------ Provided entries
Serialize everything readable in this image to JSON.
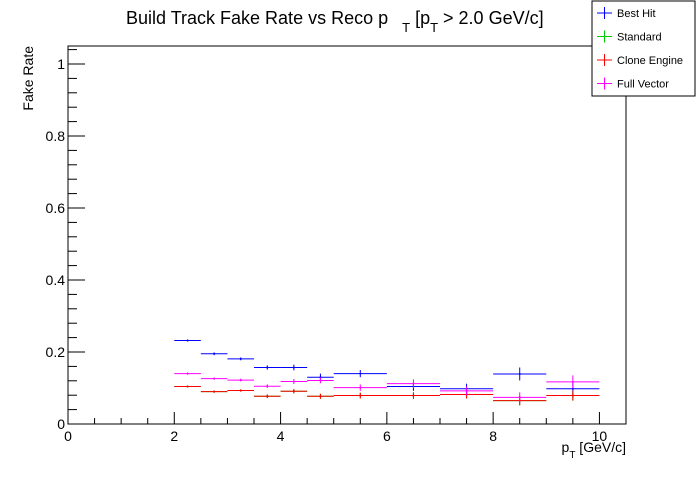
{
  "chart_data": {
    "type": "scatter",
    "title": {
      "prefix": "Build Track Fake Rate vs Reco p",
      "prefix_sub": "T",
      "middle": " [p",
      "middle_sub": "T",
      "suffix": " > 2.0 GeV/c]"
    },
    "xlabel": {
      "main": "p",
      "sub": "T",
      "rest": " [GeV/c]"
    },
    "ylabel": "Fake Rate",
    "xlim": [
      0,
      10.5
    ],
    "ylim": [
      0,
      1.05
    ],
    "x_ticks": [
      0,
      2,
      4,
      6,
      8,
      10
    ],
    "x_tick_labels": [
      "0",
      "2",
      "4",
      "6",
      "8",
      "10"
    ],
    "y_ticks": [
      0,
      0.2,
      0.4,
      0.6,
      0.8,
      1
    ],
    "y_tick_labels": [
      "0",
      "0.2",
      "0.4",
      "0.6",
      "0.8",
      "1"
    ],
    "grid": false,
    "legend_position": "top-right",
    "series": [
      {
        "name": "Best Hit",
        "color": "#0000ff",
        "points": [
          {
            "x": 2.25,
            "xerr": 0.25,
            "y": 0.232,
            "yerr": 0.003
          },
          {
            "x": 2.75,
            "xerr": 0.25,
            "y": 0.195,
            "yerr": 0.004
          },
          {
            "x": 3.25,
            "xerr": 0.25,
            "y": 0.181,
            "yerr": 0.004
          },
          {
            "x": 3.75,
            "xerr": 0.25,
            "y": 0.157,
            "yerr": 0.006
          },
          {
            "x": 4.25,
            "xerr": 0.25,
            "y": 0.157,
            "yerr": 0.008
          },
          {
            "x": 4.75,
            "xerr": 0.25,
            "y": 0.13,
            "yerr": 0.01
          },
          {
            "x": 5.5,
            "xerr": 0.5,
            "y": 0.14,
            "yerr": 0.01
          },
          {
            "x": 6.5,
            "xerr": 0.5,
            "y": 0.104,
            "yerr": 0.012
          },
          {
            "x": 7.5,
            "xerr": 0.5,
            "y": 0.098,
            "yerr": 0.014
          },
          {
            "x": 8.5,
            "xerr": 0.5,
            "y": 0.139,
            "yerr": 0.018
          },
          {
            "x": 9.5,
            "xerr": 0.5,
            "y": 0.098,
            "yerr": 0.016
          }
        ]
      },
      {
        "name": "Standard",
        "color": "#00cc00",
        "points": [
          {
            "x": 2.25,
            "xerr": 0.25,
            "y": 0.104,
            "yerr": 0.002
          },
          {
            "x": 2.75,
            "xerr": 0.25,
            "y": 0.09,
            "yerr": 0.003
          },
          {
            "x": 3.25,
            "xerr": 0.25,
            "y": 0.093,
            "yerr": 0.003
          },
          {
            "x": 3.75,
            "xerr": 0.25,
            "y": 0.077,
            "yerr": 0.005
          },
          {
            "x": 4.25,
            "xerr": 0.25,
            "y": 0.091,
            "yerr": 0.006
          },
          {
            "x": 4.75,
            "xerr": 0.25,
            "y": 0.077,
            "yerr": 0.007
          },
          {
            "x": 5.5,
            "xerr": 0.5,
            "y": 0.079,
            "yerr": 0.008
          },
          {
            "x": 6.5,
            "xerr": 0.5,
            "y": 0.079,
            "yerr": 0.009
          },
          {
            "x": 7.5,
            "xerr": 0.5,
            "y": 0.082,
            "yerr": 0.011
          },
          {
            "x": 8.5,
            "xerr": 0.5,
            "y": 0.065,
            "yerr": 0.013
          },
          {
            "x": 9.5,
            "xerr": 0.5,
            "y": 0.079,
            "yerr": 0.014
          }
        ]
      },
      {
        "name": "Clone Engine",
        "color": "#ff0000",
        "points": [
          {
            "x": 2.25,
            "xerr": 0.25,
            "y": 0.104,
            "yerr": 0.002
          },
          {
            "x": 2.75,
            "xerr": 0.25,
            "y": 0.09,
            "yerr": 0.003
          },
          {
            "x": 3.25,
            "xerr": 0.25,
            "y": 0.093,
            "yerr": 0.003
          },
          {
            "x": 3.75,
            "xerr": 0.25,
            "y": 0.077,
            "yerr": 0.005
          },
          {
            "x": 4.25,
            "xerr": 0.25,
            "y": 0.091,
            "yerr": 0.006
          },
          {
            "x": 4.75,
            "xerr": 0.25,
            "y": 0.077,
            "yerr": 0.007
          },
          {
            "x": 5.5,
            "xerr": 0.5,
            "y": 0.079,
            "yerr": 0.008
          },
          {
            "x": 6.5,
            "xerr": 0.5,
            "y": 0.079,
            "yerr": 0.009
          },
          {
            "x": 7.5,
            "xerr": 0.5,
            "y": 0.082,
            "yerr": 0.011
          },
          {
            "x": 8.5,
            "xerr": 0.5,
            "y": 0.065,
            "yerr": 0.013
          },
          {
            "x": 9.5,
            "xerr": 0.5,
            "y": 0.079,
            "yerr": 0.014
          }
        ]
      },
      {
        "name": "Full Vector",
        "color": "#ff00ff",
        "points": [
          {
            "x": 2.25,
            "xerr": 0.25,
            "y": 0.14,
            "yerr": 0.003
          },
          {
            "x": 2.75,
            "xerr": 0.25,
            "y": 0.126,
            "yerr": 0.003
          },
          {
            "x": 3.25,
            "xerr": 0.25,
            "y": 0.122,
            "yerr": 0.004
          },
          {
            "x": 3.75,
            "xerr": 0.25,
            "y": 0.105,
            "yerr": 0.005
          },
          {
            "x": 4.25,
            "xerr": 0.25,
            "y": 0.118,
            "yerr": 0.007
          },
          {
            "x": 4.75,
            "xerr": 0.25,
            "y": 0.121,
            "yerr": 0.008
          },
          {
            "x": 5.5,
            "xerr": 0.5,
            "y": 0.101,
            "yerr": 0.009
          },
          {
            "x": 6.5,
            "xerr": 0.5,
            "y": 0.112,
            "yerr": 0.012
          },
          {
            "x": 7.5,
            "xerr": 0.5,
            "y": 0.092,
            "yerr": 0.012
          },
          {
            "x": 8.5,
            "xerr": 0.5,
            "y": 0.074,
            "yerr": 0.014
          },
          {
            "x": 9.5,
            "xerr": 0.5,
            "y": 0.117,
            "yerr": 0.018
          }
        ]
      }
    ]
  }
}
------------
→ **Aim**
Reproduce the material in its entirety and word for word, without the pictures.

→ **Answer to this exercise**
Serialize everything readable in this image to JSON.
{
  "chart_data": {
    "type": "scatter",
    "title": {
      "prefix": "Build Track Fake Rate vs Reco p",
      "prefix_sub": "T",
      "middle": " [p",
      "middle_sub": "T",
      "suffix": " > 2.0 GeV/c]"
    },
    "xlabel": {
      "main": "p",
      "sub": "T",
      "rest": " [GeV/c]"
    },
    "ylabel": "Fake Rate",
    "xlim": [
      0,
      10.5
    ],
    "ylim": [
      0,
      1.05
    ],
    "x_ticks": [
      0,
      2,
      4,
      6,
      8,
      10
    ],
    "x_tick_labels": [
      "0",
      "2",
      "4",
      "6",
      "8",
      "10"
    ],
    "y_ticks": [
      0,
      0.2,
      0.4,
      0.6,
      0.8,
      1
    ],
    "y_tick_labels": [
      "0",
      "0.2",
      "0.4",
      "0.6",
      "0.8",
      "1"
    ],
    "grid": false,
    "legend_position": "top-right",
    "series": [
      {
        "name": "Best Hit",
        "color": "#0000ff",
        "points": [
          {
            "x": 2.25,
            "xerr": 0.25,
            "y": 0.232,
            "yerr": 0.003
          },
          {
            "x": 2.75,
            "xerr": 0.25,
            "y": 0.195,
            "yerr": 0.004
          },
          {
            "x": 3.25,
            "xerr": 0.25,
            "y": 0.181,
            "yerr": 0.004
          },
          {
            "x": 3.75,
            "xerr": 0.25,
            "y": 0.157,
            "yerr": 0.006
          },
          {
            "x": 4.25,
            "xerr": 0.25,
            "y": 0.157,
            "yerr": 0.008
          },
          {
            "x": 4.75,
            "xerr": 0.25,
            "y": 0.13,
            "yerr": 0.01
          },
          {
            "x": 5.5,
            "xerr": 0.5,
            "y": 0.14,
            "yerr": 0.01
          },
          {
            "x": 6.5,
            "xerr": 0.5,
            "y": 0.104,
            "yerr": 0.012
          },
          {
            "x": 7.5,
            "xerr": 0.5,
            "y": 0.098,
            "yerr": 0.014
          },
          {
            "x": 8.5,
            "xerr": 0.5,
            "y": 0.139,
            "yerr": 0.018
          },
          {
            "x": 9.5,
            "xerr": 0.5,
            "y": 0.098,
            "yerr": 0.016
          }
        ]
      },
      {
        "name": "Standard",
        "color": "#00cc00",
        "points": [
          {
            "x": 2.25,
            "xerr": 0.25,
            "y": 0.104,
            "yerr": 0.002
          },
          {
            "x": 2.75,
            "xerr": 0.25,
            "y": 0.09,
            "yerr": 0.003
          },
          {
            "x": 3.25,
            "xerr": 0.25,
            "y": 0.093,
            "yerr": 0.003
          },
          {
            "x": 3.75,
            "xerr": 0.25,
            "y": 0.077,
            "yerr": 0.005
          },
          {
            "x": 4.25,
            "xerr": 0.25,
            "y": 0.091,
            "yerr": 0.006
          },
          {
            "x": 4.75,
            "xerr": 0.25,
            "y": 0.077,
            "yerr": 0.007
          },
          {
            "x": 5.5,
            "xerr": 0.5,
            "y": 0.079,
            "yerr": 0.008
          },
          {
            "x": 6.5,
            "xerr": 0.5,
            "y": 0.079,
            "yerr": 0.009
          },
          {
            "x": 7.5,
            "xerr": 0.5,
            "y": 0.082,
            "yerr": 0.011
          },
          {
            "x": 8.5,
            "xerr": 0.5,
            "y": 0.065,
            "yerr": 0.013
          },
          {
            "x": 9.5,
            "xerr": 0.5,
            "y": 0.079,
            "yerr": 0.014
          }
        ]
      },
      {
        "name": "Clone Engine",
        "color": "#ff0000",
        "points": [
          {
            "x": 2.25,
            "xerr": 0.25,
            "y": 0.104,
            "yerr": 0.002
          },
          {
            "x": 2.75,
            "xerr": 0.25,
            "y": 0.09,
            "yerr": 0.003
          },
          {
            "x": 3.25,
            "xerr": 0.25,
            "y": 0.093,
            "yerr": 0.003
          },
          {
            "x": 3.75,
            "xerr": 0.25,
            "y": 0.077,
            "yerr": 0.005
          },
          {
            "x": 4.25,
            "xerr": 0.25,
            "y": 0.091,
            "yerr": 0.006
          },
          {
            "x": 4.75,
            "xerr": 0.25,
            "y": 0.077,
            "yerr": 0.007
          },
          {
            "x": 5.5,
            "xerr": 0.5,
            "y": 0.079,
            "yerr": 0.008
          },
          {
            "x": 6.5,
            "xerr": 0.5,
            "y": 0.079,
            "yerr": 0.009
          },
          {
            "x": 7.5,
            "xerr": 0.5,
            "y": 0.082,
            "yerr": 0.011
          },
          {
            "x": 8.5,
            "xerr": 0.5,
            "y": 0.065,
            "yerr": 0.013
          },
          {
            "x": 9.5,
            "xerr": 0.5,
            "y": 0.079,
            "yerr": 0.014
          }
        ]
      },
      {
        "name": "Full Vector",
        "color": "#ff00ff",
        "points": [
          {
            "x": 2.25,
            "xerr": 0.25,
            "y": 0.14,
            "yerr": 0.003
          },
          {
            "x": 2.75,
            "xerr": 0.25,
            "y": 0.126,
            "yerr": 0.003
          },
          {
            "x": 3.25,
            "xerr": 0.25,
            "y": 0.122,
            "yerr": 0.004
          },
          {
            "x": 3.75,
            "xerr": 0.25,
            "y": 0.105,
            "yerr": 0.005
          },
          {
            "x": 4.25,
            "xerr": 0.25,
            "y": 0.118,
            "yerr": 0.007
          },
          {
            "x": 4.75,
            "xerr": 0.25,
            "y": 0.121,
            "yerr": 0.008
          },
          {
            "x": 5.5,
            "xerr": 0.5,
            "y": 0.101,
            "yerr": 0.009
          },
          {
            "x": 6.5,
            "xerr": 0.5,
            "y": 0.112,
            "yerr": 0.012
          },
          {
            "x": 7.5,
            "xerr": 0.5,
            "y": 0.092,
            "yerr": 0.012
          },
          {
            "x": 8.5,
            "xerr": 0.5,
            "y": 0.074,
            "yerr": 0.014
          },
          {
            "x": 9.5,
            "xerr": 0.5,
            "y": 0.117,
            "yerr": 0.018
          }
        ]
      }
    ]
  }
}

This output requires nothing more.